SHORT PROBLEM
Check each line of the records for "соответствии"; collect those that have it.

RECORD LIST

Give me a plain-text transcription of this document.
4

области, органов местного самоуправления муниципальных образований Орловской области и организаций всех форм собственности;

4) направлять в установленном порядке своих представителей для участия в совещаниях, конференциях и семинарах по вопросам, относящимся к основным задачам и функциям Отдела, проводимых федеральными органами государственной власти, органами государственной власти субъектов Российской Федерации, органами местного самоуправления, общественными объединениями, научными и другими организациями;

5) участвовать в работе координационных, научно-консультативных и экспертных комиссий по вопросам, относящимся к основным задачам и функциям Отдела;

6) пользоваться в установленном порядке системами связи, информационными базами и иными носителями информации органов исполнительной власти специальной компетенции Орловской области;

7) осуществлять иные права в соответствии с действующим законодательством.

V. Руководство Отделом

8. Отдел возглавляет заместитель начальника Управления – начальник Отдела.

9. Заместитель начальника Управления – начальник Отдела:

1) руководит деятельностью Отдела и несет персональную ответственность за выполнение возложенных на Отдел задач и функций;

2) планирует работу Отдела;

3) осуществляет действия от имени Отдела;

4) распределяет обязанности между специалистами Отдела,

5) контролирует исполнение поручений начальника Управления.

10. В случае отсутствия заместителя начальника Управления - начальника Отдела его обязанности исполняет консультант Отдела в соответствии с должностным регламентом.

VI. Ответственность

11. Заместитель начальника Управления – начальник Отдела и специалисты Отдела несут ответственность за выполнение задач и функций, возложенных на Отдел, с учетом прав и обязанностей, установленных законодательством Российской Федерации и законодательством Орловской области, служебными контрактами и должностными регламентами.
* * *
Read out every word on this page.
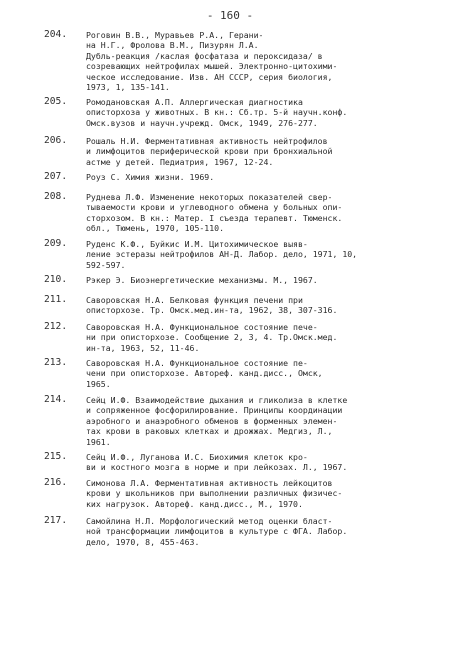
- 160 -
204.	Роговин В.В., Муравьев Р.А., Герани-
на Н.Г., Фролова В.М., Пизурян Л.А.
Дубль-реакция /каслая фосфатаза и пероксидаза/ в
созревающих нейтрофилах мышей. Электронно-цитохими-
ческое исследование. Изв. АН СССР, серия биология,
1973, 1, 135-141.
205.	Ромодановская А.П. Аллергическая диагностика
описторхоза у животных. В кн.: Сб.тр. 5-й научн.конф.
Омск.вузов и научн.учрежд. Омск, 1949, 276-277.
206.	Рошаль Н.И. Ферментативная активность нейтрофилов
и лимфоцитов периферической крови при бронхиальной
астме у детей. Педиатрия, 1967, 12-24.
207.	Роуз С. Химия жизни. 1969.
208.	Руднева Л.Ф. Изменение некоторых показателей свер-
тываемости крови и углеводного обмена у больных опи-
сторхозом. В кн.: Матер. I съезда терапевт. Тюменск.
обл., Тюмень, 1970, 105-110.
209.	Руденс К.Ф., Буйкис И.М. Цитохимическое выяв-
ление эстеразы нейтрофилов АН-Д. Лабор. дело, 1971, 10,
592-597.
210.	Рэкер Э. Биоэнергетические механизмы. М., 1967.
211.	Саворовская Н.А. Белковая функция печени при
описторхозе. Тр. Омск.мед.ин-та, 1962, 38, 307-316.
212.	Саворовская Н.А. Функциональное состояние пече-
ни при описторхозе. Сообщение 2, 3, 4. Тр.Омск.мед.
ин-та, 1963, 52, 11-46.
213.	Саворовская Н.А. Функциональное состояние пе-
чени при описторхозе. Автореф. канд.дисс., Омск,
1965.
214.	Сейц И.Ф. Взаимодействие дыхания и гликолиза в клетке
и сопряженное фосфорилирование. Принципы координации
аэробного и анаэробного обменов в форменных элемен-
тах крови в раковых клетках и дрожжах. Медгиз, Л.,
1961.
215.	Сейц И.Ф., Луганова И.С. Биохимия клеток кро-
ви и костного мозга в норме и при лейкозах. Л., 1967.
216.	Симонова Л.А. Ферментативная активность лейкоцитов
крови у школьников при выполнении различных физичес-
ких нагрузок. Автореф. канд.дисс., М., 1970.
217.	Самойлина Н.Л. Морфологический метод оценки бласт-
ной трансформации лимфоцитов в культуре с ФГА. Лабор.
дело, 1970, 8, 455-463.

WRITTEN ANSWER
7) осуществлять иные права в соответствии с действующим законодательством.
10. В случае отсутствия заместителя начальника Управления - начальника Отдела его обязанности исполняет консультант Отдела в соответствии с должностным регламентом.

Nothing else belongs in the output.